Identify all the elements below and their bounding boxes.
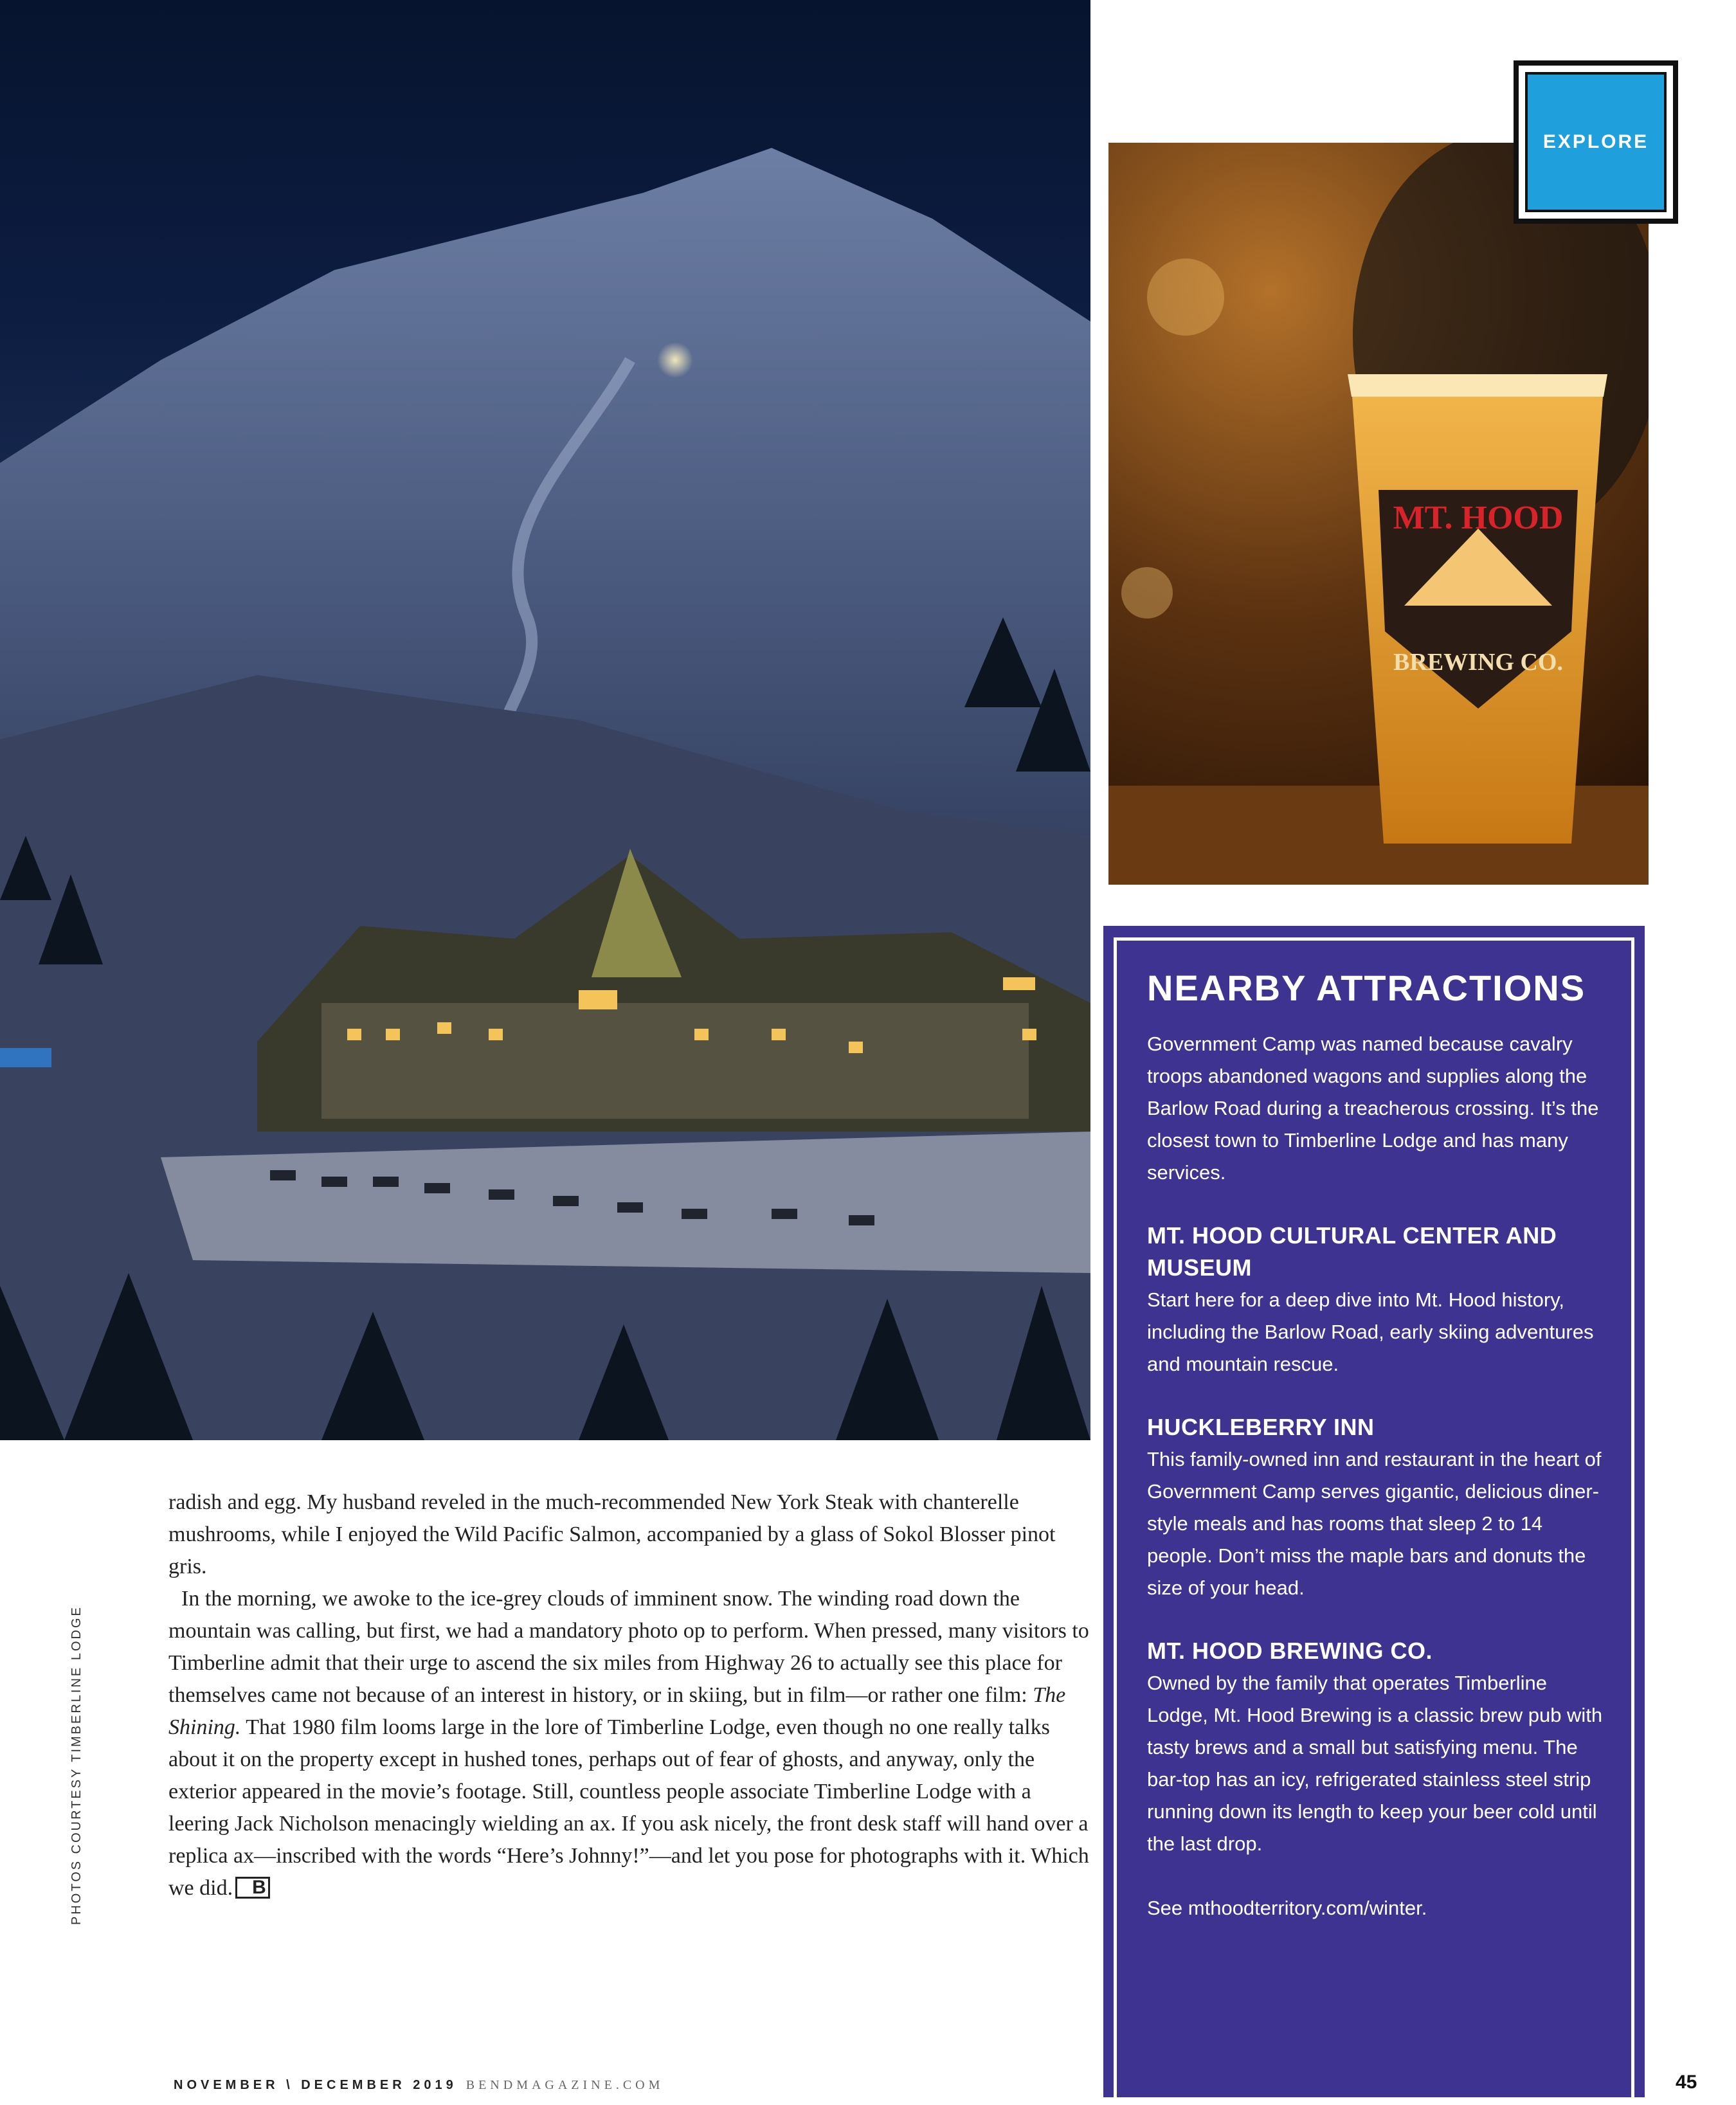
explore-label: EXPLORE	[1542, 131, 1649, 152]
article-paragraph-2-start: In the morning, we awoke to the ice-grey clouds of imminent snow. The winding road down the mountain was calling, but first, we had a mandatory photo op to perform. When pressed, many visitors to Timberline admit that their urge to ascend the six miles from Highway 26 to actually see this place for themselves came not because of an interest in history, or in skiing, but in film—or rather one film:	[168, 1587, 1089, 1707]
nearby-attractions-sidebar	[1103, 926, 1645, 2097]
sidebar-content	[1147, 967, 1610, 1924]
timberline-lodge-photo	[0, 0, 1090, 1440]
glass-logo-top: MT. HOOD	[1393, 500, 1564, 536]
beer-photo	[1108, 143, 1649, 885]
attraction-heading-huckleberry: HUCKLEBERRY INN	[1147, 1414, 1375, 1440]
page-footer	[174, 2078, 664, 2093]
page-number: 45	[1676, 2072, 1697, 2093]
sidebar-title: NEARBY ATTRACTIONS	[1147, 968, 1586, 1008]
attraction-body-museum: Start here for a deep dive into Mt. Hood history, including the Barlow Road, early skiing adventures and mountain rescue.	[1147, 1288, 1594, 1375]
article-paragraph-2-end: That 1980 film looms large in the lore of Timberline Lodge, even though no one really talks about it on the property except in hushed tones, perhaps out of fear of ghosts, and anyway, only the exterior appeared in the movie’s footage. Still, countless people associate Timberline Lodge with a leering Jack Nicholson menacingly wielding an ax. If you ask nicely, the front desk staff will hand over a replica ax—inscribed with the words “Here’s Johnny!”—and let you pose for photographs with it. Which we did.	[168, 1715, 1089, 1900]
glass-logo-bottom: BREWING CO.	[1393, 649, 1563, 676]
attraction-heading-brewing: MT. HOOD BREWING CO.	[1147, 1638, 1433, 1664]
attraction-heading-museum: MT. HOOD CULTURAL CENTER AND MUSEUM	[1147, 1222, 1557, 1281]
footer-website: BENDMAGAZINE.COM	[466, 2078, 664, 2092]
sidebar-website-link[interactable]: See mthoodterritory.com/winter.	[1147, 1897, 1427, 1919]
end-mark-icon: B	[235, 1877, 270, 1899]
article-body	[168, 1486, 1094, 1904]
footer-issue-date: NOVEMBER \ DECEMBER 2019	[174, 2078, 457, 2092]
mt-hood-beer-glass-photo-icon	[1108, 143, 1649, 885]
attraction-body-huckleberry: This family-owned inn and restaurant in the heart of Government Camp serves gigantic, delicious diner-style meals and has rooms that sleep 2 to 14 people. Don’t miss the maple bars and donuts the size of your head.	[1147, 1448, 1602, 1599]
attraction-body-brewing: Owned by the family that operates Timberline Lodge, Mt. Hood Brewing is a classic brew pub with tasty brews and a small but satisfying menu. The bar-top has an icy, refrigerated stainless steel strip running down its length to keep your beer cold until the last drop.	[1147, 1672, 1603, 1855]
film-title: The Shining.	[168, 1683, 1066, 1739]
explore-badge-inner	[1525, 72, 1667, 212]
article-paragraph-2	[168, 1583, 1094, 1904]
photo-credit: PHOTOS COURTESY TIMBERLINE LODGE	[69, 1605, 84, 1925]
timberline-lodge-night-photo-icon	[0, 0, 1090, 1440]
sidebar-intro: Government Camp was named because cavalry troops abandoned wagons and supplies along the Barlow Road during a treacherous crossing. It’s the closest town to Timberline Lodge and has many services.	[1147, 1033, 1599, 1184]
explore-badge	[1514, 60, 1678, 224]
article-paragraph-1: radish and egg. My husband reveled in the much-recommended New York Steak with chanterelle mushrooms, while I enjoyed the Wild Pacific Salmon, accompanied by a glass of Sokol Blosser pinot gris.	[168, 1490, 1056, 1578]
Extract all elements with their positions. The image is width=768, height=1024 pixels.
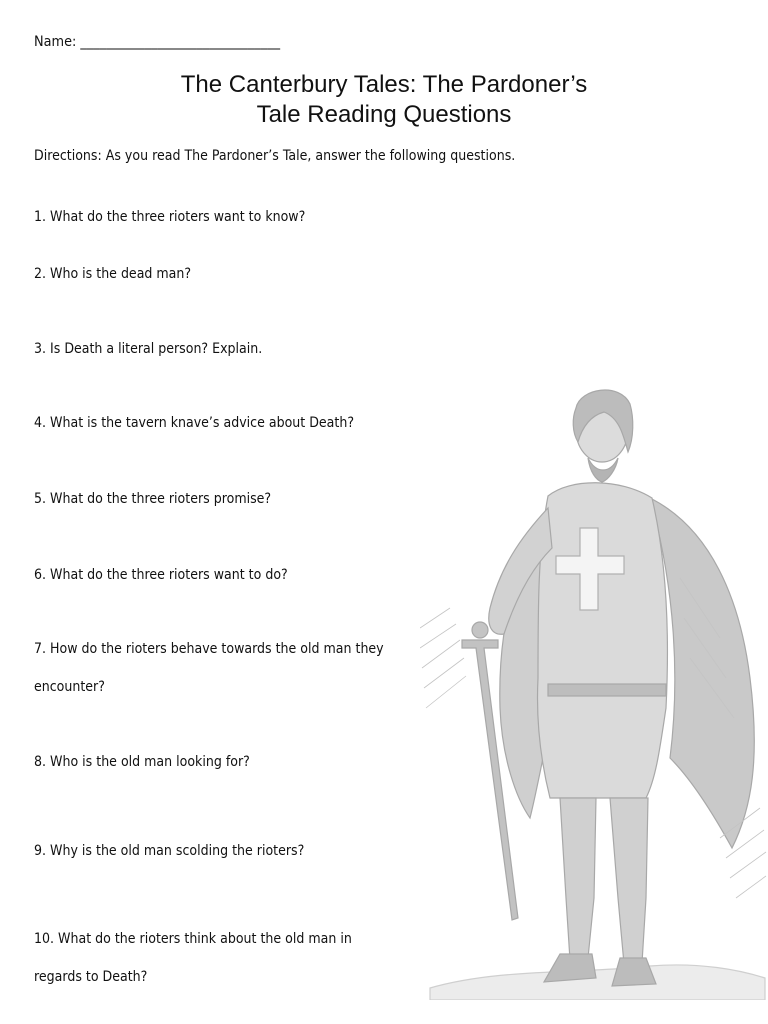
question-text: 7. How do the rioters behave towards the old man they	[34, 641, 384, 657]
question-text-continued: regards to Death?	[34, 969, 148, 985]
name-field-label: Name: _______________________________	[34, 34, 281, 50]
question-text: 6. What do the three rioters want to do?	[34, 567, 288, 583]
question-text: 10. What do the rioters think about the old man in	[34, 931, 352, 947]
question-text: 1. What do the three rioters want to know?	[34, 209, 306, 225]
question-text: 4. What is the tavern knave’s advice about Death?	[34, 415, 355, 431]
title-line-1: The Canterbury Tales: The Pardoner’s	[180, 71, 588, 98]
question-2	[34, 255, 191, 293]
knight-illustration-icon	[420, 378, 768, 1000]
question-text: 2. Who is the dead man?	[34, 266, 192, 282]
question-9	[34, 832, 304, 870]
title-line-2: Tale Reading Questions	[256, 101, 512, 128]
question-text: 3. Is Death a literal person? Explain.	[34, 341, 263, 357]
question-8	[34, 743, 250, 781]
question-4	[34, 404, 354, 442]
question-10	[34, 920, 352, 996]
question-text-continued: encounter?	[34, 679, 105, 695]
page-title	[0, 70, 768, 130]
question-7	[34, 630, 384, 706]
question-6	[34, 556, 288, 594]
question-text: 5. What do the three rioters promise?	[34, 491, 272, 507]
question-text: 8. Who is the old man looking for?	[34, 754, 250, 770]
directions-text: Directions: As you read The Pardoner’s Tale, answer the following questions.	[34, 148, 516, 164]
question-5	[34, 480, 271, 518]
question-3	[34, 330, 262, 368]
question-text: 9. Why is the old man scolding the rioters?	[34, 843, 305, 859]
question-1	[34, 198, 305, 236]
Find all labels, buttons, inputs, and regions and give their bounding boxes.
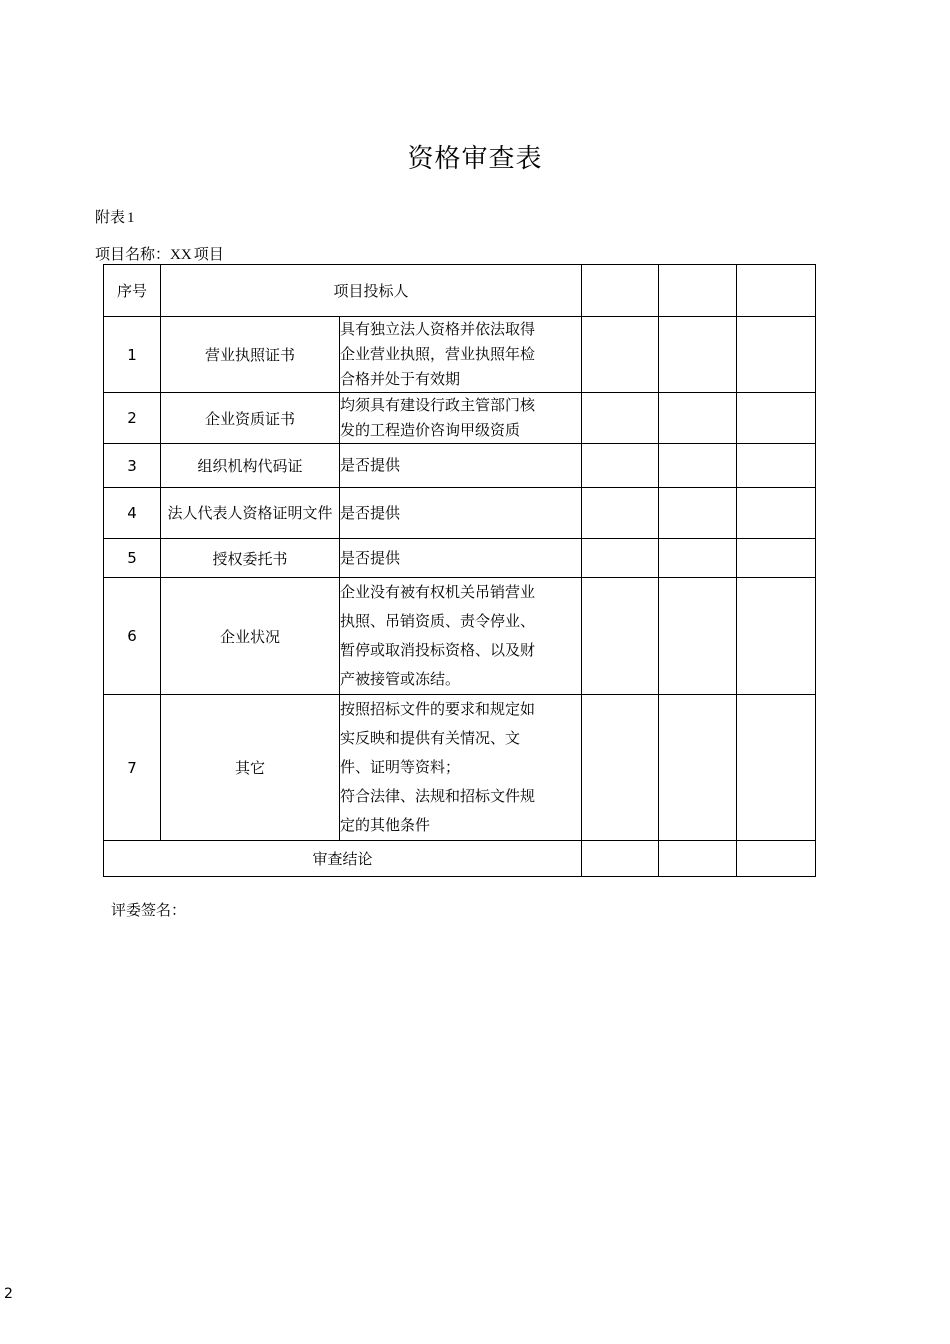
- appendix-text: 附表: [95, 208, 126, 226]
- row-number: 5: [104, 539, 161, 578]
- project-name-code: XX: [170, 247, 192, 263]
- row-number: 6: [104, 578, 161, 695]
- table-row: [104, 695, 816, 841]
- review-cell[interactable]: [737, 578, 816, 695]
- review-cell[interactable]: [659, 488, 737, 539]
- row-number: 7: [104, 695, 161, 841]
- review-cell[interactable]: [659, 539, 737, 578]
- criteria-line: 按照招标文件的要求和规定如: [340, 700, 536, 718]
- review-cell[interactable]: [582, 393, 659, 444]
- criteria-line: 合格并处于有效期: [340, 370, 461, 388]
- project-name-suffix: 项目: [193, 245, 224, 263]
- criteria-line: 企业没有被有权机关吊销营业: [340, 583, 536, 601]
- header-bidder: 项目投标人: [161, 265, 582, 317]
- row-number: 4: [104, 488, 161, 539]
- project-name-label: 项目名称：: [95, 245, 171, 263]
- judge-signature-label: 评委签名：: [111, 901, 187, 919]
- row-criteria: [340, 695, 582, 841]
- criteria-line: 符合法律、法规和招标文件规: [340, 787, 536, 805]
- row-criteria: [340, 444, 582, 488]
- criteria-line: 执照、吊销资质、责令停业、: [340, 612, 536, 630]
- criteria-line: 实反映和提供有关情况、文: [340, 729, 521, 747]
- review-cell[interactable]: [737, 695, 816, 841]
- criteria-line: 暂停或取消投标资格、以及财: [340, 641, 536, 659]
- row-item: 组织机构代码证: [161, 444, 340, 488]
- conclusion-label: 审查结论: [104, 841, 582, 877]
- row-criteria: [340, 488, 582, 539]
- header-serial-number: 序号: [104, 265, 161, 317]
- review-cell[interactable]: [582, 488, 659, 539]
- bidder-column-3[interactable]: [737, 265, 816, 317]
- row-item: 授权委托书: [161, 539, 340, 578]
- review-cell[interactable]: [737, 393, 816, 444]
- review-cell[interactable]: [659, 393, 737, 444]
- criteria-line: 发的工程造价咨询甲级资质: [340, 421, 521, 439]
- review-cell[interactable]: [737, 488, 816, 539]
- table-header-row: [104, 265, 816, 317]
- row-item: 企业资质证书: [161, 393, 340, 444]
- review-cell[interactable]: [659, 695, 737, 841]
- row-criteria: [340, 393, 582, 444]
- table-row: [104, 488, 816, 539]
- criteria-line: 产被接管或冻结。: [340, 670, 461, 688]
- table-row: [104, 317, 816, 393]
- row-criteria: [340, 578, 582, 695]
- criteria-line: 定的其他条件: [340, 816, 431, 834]
- page-number: 2: [4, 1286, 13, 1302]
- table-row: [104, 539, 816, 578]
- conclusion-cell[interactable]: [737, 841, 816, 877]
- row-item: 企业状况: [161, 578, 340, 695]
- row-criteria: [340, 539, 582, 578]
- row-criteria: [340, 317, 582, 393]
- conclusion-cell[interactable]: [659, 841, 737, 877]
- review-cell[interactable]: [582, 317, 659, 393]
- row-item: 营业执照证书: [161, 317, 340, 393]
- review-cell[interactable]: [737, 444, 816, 488]
- bidder-column-1[interactable]: [582, 265, 659, 317]
- qualification-review-table: [103, 264, 816, 877]
- table-row: [104, 444, 816, 488]
- document-title: 资格审查表: [407, 144, 543, 174]
- row-number: 2: [104, 393, 161, 444]
- criteria-line: 具有独立法人资格并依法取得: [340, 320, 536, 338]
- review-cell[interactable]: [582, 539, 659, 578]
- conclusion-cell[interactable]: [582, 841, 659, 877]
- criteria-line: 是否提供: [340, 503, 401, 522]
- appendix-label: [95, 206, 135, 227]
- row-number: 3: [104, 444, 161, 488]
- criteria-line: 企业营业执照，营业执照年检: [340, 345, 536, 363]
- review-cell[interactable]: [582, 444, 659, 488]
- row-item: 其它: [161, 695, 340, 841]
- conclusion-row: [104, 841, 816, 877]
- review-cell[interactable]: [659, 317, 737, 393]
- review-cell[interactable]: [659, 578, 737, 695]
- row-number: 1: [104, 317, 161, 393]
- review-cell[interactable]: [737, 317, 816, 393]
- review-cell[interactable]: [659, 444, 737, 488]
- review-cell[interactable]: [582, 578, 659, 695]
- review-cell[interactable]: [737, 539, 816, 578]
- bidder-column-2[interactable]: [659, 265, 737, 317]
- criteria-line: 是否提供: [340, 548, 401, 567]
- criteria-line: 件、证明等资料；: [340, 758, 461, 776]
- table-row: [104, 578, 816, 695]
- criteria-line: 均须具有建设行政主管部门核: [340, 396, 536, 414]
- criteria-line: 是否提供: [340, 456, 401, 474]
- appendix-number: 1: [127, 210, 135, 226]
- review-cell[interactable]: [582, 695, 659, 841]
- project-name-line: [95, 243, 224, 264]
- row-item: 法人代表人资格证明文件: [161, 488, 340, 539]
- table-row: [104, 393, 816, 444]
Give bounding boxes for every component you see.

+===+

§ **EXERCISE**
Return each line from the entries above that contains the string "beer".

§ **TASK RESPONSE**
beer-photo	[1108, 143, 1649, 885]
mt-hood-beer-glass-photo-icon	[1108, 143, 1649, 885]
attraction-body-brewing: Owned by the family that operates Timberline Lodge, Mt. Hood Brewing is a classic brew pub with tasty brews and a small but satisfying menu. The bar-top has an icy, refrigerated stainless steel strip running down its length to keep your beer cold until the last drop.	[1147, 1672, 1603, 1855]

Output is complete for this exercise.